Exercise prompt:
Set all the material down again unchanged, without the pictures.

Data for processing:

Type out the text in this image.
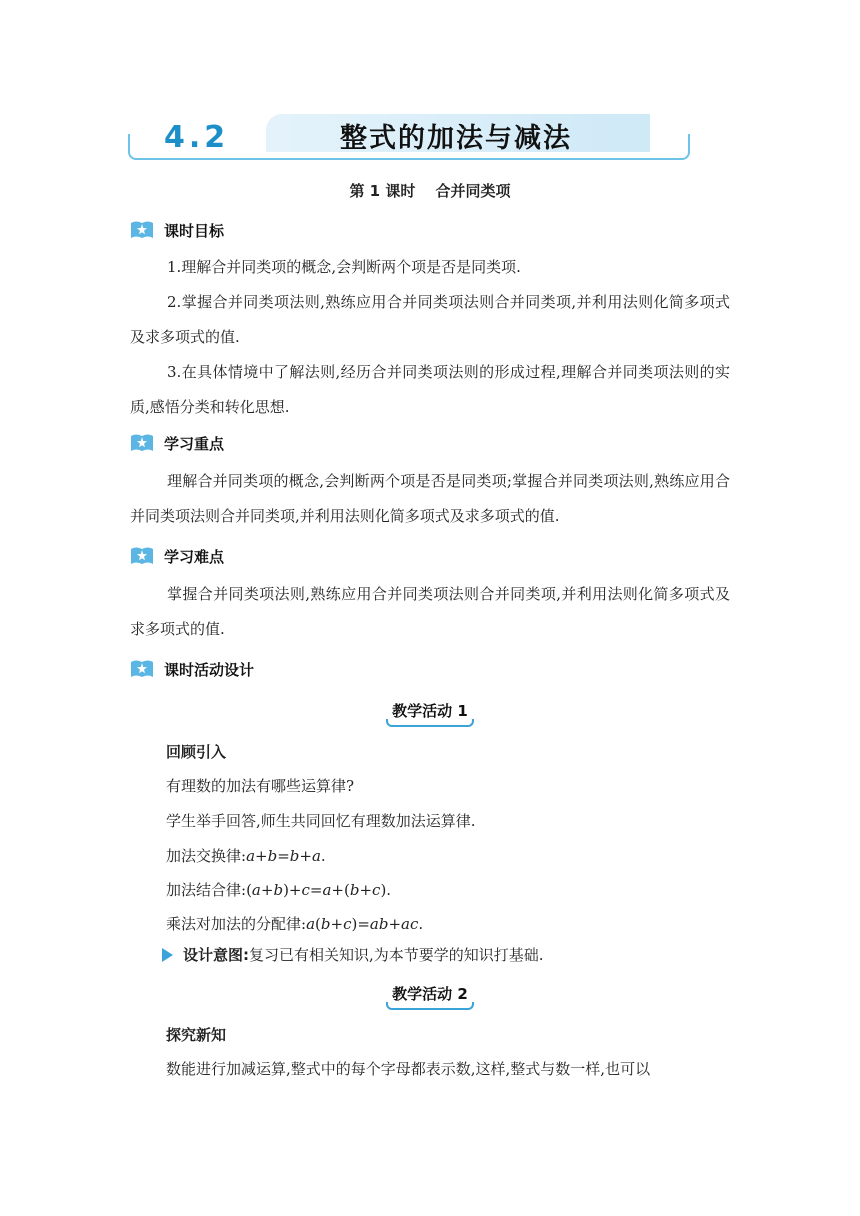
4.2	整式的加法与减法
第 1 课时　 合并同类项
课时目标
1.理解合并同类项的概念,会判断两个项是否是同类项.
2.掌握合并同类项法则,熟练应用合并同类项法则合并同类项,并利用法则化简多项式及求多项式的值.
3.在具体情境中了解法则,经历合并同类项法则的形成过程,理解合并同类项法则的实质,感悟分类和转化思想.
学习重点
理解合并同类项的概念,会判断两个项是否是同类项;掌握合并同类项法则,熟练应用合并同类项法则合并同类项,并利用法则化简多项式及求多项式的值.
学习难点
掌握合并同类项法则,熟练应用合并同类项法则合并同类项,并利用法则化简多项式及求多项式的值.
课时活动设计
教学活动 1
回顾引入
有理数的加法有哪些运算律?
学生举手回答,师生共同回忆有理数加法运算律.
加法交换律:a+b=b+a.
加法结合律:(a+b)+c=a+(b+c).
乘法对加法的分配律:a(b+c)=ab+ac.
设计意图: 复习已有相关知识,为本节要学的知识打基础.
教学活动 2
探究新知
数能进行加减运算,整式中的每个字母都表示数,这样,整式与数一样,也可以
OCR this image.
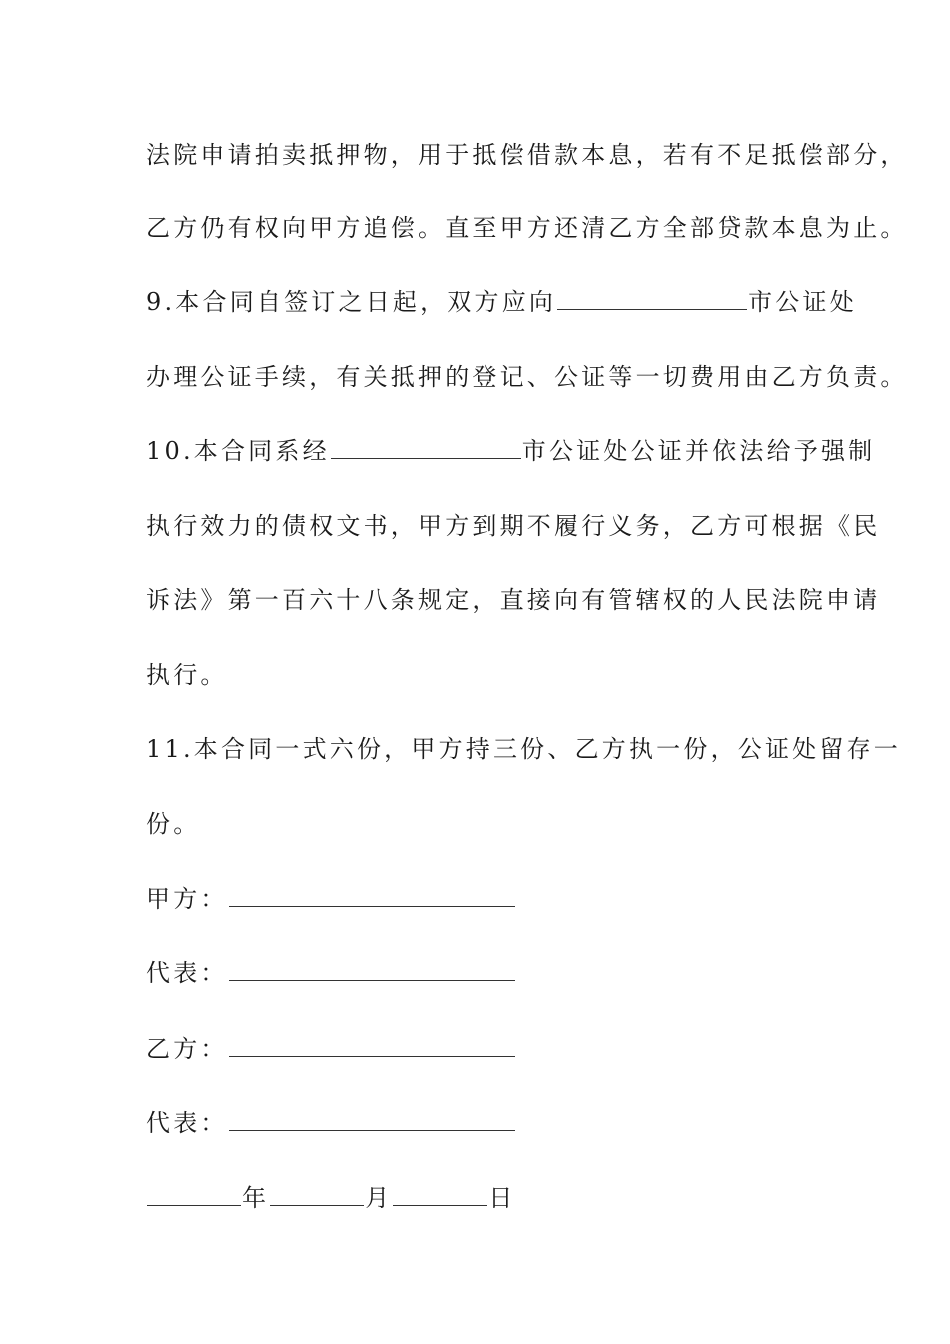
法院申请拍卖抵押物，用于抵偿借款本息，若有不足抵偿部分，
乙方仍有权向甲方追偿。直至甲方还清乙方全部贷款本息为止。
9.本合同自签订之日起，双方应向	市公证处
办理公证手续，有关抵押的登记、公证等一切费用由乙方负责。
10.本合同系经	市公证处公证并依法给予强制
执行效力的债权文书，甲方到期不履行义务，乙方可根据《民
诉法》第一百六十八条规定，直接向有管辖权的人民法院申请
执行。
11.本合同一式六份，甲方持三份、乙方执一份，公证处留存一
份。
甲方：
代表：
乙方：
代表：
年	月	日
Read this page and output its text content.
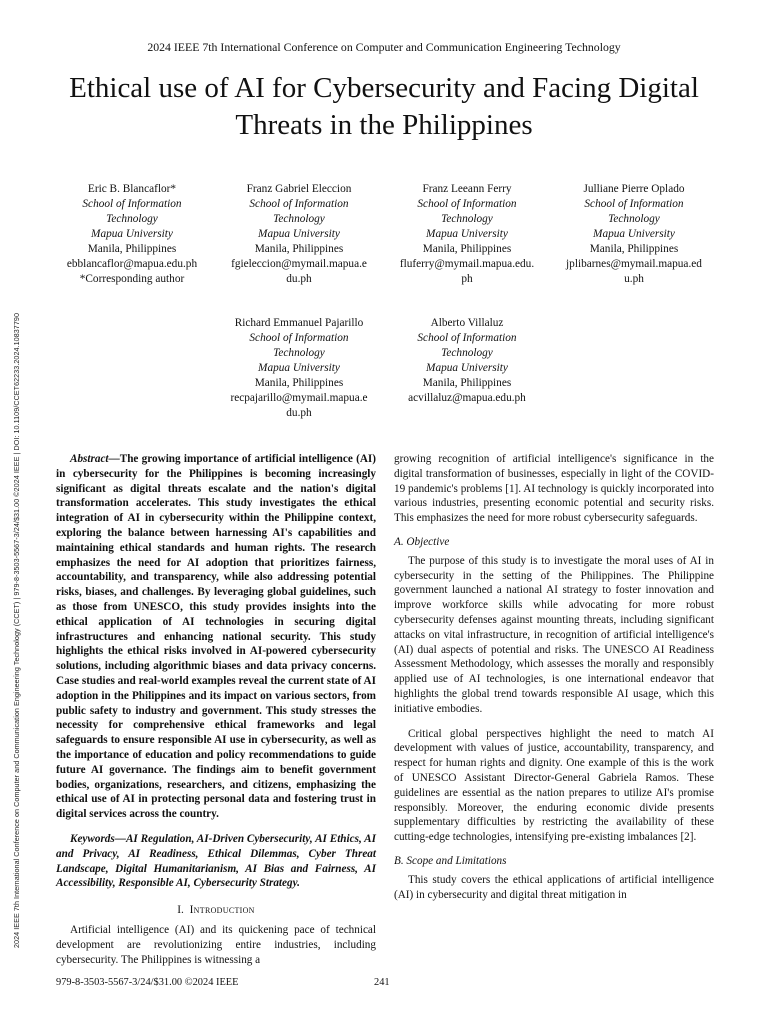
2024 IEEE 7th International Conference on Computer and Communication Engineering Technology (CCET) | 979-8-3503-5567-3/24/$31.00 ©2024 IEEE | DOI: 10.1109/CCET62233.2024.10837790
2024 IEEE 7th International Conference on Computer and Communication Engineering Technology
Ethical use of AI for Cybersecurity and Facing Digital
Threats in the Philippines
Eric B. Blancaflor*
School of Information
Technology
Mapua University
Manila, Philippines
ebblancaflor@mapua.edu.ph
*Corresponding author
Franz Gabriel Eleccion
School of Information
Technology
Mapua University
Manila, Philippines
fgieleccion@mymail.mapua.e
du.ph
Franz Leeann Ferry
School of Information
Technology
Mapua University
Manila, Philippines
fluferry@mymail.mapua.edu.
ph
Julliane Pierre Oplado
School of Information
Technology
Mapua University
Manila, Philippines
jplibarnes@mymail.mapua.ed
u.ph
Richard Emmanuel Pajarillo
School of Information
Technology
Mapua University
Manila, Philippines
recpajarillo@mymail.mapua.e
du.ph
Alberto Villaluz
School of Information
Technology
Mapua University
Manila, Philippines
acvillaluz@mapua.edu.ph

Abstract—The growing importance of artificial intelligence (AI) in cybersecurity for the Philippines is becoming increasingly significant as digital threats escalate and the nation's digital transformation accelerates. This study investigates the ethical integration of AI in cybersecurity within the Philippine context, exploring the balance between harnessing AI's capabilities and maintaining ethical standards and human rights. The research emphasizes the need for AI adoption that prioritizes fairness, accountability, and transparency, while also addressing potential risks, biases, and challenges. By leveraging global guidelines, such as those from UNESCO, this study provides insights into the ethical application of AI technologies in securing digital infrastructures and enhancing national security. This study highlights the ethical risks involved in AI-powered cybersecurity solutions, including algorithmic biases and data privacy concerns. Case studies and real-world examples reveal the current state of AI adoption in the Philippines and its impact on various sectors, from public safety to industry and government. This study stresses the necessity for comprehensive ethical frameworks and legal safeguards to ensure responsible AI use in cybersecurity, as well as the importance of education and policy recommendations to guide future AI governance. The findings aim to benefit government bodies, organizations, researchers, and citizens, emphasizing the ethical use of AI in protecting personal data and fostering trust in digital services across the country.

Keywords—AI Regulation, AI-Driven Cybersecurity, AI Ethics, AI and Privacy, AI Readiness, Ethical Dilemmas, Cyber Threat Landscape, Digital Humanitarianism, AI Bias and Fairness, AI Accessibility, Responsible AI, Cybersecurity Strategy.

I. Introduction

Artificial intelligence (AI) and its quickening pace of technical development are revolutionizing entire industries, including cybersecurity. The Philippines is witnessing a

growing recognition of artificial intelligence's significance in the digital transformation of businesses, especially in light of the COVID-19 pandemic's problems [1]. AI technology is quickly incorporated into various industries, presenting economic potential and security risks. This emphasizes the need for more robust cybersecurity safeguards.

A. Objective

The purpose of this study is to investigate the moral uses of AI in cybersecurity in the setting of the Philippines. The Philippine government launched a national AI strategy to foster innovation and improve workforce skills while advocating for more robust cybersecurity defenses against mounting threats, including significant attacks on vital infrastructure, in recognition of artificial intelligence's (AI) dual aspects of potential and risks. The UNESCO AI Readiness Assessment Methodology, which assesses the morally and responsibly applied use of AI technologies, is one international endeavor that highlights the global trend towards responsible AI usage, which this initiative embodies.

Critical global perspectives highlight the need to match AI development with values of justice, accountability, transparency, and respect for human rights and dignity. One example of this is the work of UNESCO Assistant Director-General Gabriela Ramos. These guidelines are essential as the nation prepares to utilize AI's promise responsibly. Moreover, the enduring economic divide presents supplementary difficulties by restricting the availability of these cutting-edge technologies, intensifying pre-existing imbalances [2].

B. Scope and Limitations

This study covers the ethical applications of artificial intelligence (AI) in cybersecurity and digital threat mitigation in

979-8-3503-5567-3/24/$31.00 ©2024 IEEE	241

Completed task:
Type out the text in this image.
4.2	整式的加法与减法
第 1 课时　 合并同类项
课时目标
1.理解合并同类项的概念,会判断两个项是否是同类项.
2.掌握合并同类项法则,熟练应用合并同类项法则合并同类项,并利用法则化简多项式及求多项式的值.
3.在具体情境中了解法则,经历合并同类项法则的形成过程,理解合并同类项法则的实质,感悟分类和转化思想.
学习重点
理解合并同类项的概念,会判断两个项是否是同类项;掌握合并同类项法则,熟练应用合并同类项法则合并同类项,并利用法则化简多项式及求多项式的值.
学习难点
掌握合并同类项法则,熟练应用合并同类项法则合并同类项,并利用法则化简多项式及求多项式的值.
课时活动设计
教学活动 1
回顾引入
有理数的加法有哪些运算律?
学生举手回答,师生共同回忆有理数加法运算律.
加法交换律:a+b=b+a.
加法结合律:(a+b)+c=a+(b+c).
乘法对加法的分配律:a(b+c)=ab+ac.
设计意图: 复习已有相关知识,为本节要学的知识打基础.
教学活动 2
探究新知
数能进行加减运算,整式中的每个字母都表示数,这样,整式与数一样,也可以
OCR this image.
法院申请拍卖抵押物，用于抵偿借款本息，若有不足抵偿部分，
乙方仍有权向甲方追偿。直至甲方还清乙方全部贷款本息为止。
9.本合同自签订之日起，双方应向	市公证处
办理公证手续，有关抵押的登记、公证等一切费用由乙方负责。
10.本合同系经	市公证处公证并依法给予强制
执行效力的债权文书，甲方到期不履行义务，乙方可根据《民
诉法》第一百六十八条规定，直接向有管辖权的人民法院申请
执行。
11.本合同一式六份，甲方持三份、乙方执一份，公证处留存一
份。
甲方：
代表：
乙方：
代表：
年	月	日
Read this page and output its text content.
2024 IEEE 7th International Conference on Computer and Communication Engineering Technology (CCET) | 979-8-3503-5567-3/24/$31.00 ©2024 IEEE | DOI: 10.1109/CCET62233.2024.10837790
2024 IEEE 7th International Conference on Computer and Communication Engineering Technology
Ethical use of AI for Cybersecurity and Facing Digital
Threats in the Philippines
Eric B. Blancaflor*
School of Information
Technology
Mapua University
Manila, Philippines
ebblancaflor@mapua.edu.ph
*Corresponding author
Franz Gabriel Eleccion
School of Information
Technology
Mapua University
Manila, Philippines
fgieleccion@mymail.mapua.e
du.ph
Franz Leeann Ferry
School of Information
Technology
Mapua University
Manila, Philippines
fluferry@mymail.mapua.edu.
ph
Julliane Pierre Oplado
School of Information
Technology
Mapua University
Manila, Philippines
jplibarnes@mymail.mapua.ed
u.ph
Richard Emmanuel Pajarillo
School of Information
Technology
Mapua University
Manila, Philippines
recpajarillo@mymail.mapua.e
du.ph
Alberto Villaluz
School of Information
Technology
Mapua University
Manila, Philippines
acvillaluz@mapua.edu.ph

Abstract—The growing importance of artificial intelligence (AI) in cybersecurity for the Philippines is becoming increasingly significant as digital threats escalate and the nation's digital transformation accelerates. This study investigates the ethical integration of AI in cybersecurity within the Philippine context, exploring the balance between harnessing AI's capabilities and maintaining ethical standards and human rights. The research emphasizes the need for AI adoption that prioritizes fairness, accountability, and transparency, while also addressing potential risks, biases, and challenges. By leveraging global guidelines, such as those from UNESCO, this study provides insights into the ethical application of AI technologies in securing digital infrastructures and enhancing national security. This study highlights the ethical risks involved in AI-powered cybersecurity solutions, including algorithmic biases and data privacy concerns. Case studies and real-world examples reveal the current state of AI adoption in the Philippines and its impact on various sectors, from public safety to industry and government. This study stresses the necessity for comprehensive ethical frameworks and legal safeguards to ensure responsible AI use in cybersecurity, as well as the importance of education and policy recommendations to guide future AI governance. The findings aim to benefit government bodies, organizations, researchers, and citizens, emphasizing the ethical use of AI in protecting personal data and fostering trust in digital services across the country.

Keywords—AI Regulation, AI-Driven Cybersecurity, AI Ethics, AI and Privacy, AI Readiness, Ethical Dilemmas, Cyber Threat Landscape, Digital Humanitarianism, AI Bias and Fairness, AI Accessibility, Responsible AI, Cybersecurity Strategy.

I. Introduction

Artificial intelligence (AI) and its quickening pace of technical development are revolutionizing entire industries, including cybersecurity. The Philippines is witnessing a

growing recognition of artificial intelligence's significance in the digital transformation of businesses, especially in light of the COVID-19 pandemic's problems [1]. AI technology is quickly incorporated into various industries, presenting economic potential and security risks. This emphasizes the need for more robust cybersecurity safeguards.

A. Objective

The purpose of this study is to investigate the moral uses of AI in cybersecurity in the setting of the Philippines. The Philippine government launched a national AI strategy to foster innovation and improve workforce skills while advocating for more robust cybersecurity defenses against mounting threats, including significant attacks on vital infrastructure, in recognition of artificial intelligence's (AI) dual aspects of potential and risks. The UNESCO AI Readiness Assessment Methodology, which assesses the morally and responsibly applied use of AI technologies, is one international endeavor that highlights the global trend towards responsible AI usage, which this initiative embodies.

Critical global perspectives highlight the need to match AI development with values of justice, accountability, transparency, and respect for human rights and dignity. One example of this is the work of UNESCO Assistant Director-General Gabriela Ramos. These guidelines are essential as the nation prepares to utilize AI's promise responsibly. Moreover, the enduring economic divide presents supplementary difficulties by restricting the availability of these cutting-edge technologies, intensifying pre-existing imbalances [2].

B. Scope and Limitations

This study covers the ethical applications of artificial intelligence (AI) in cybersecurity and digital threat mitigation in

979-8-3503-5567-3/24/$31.00 ©2024 IEEE	241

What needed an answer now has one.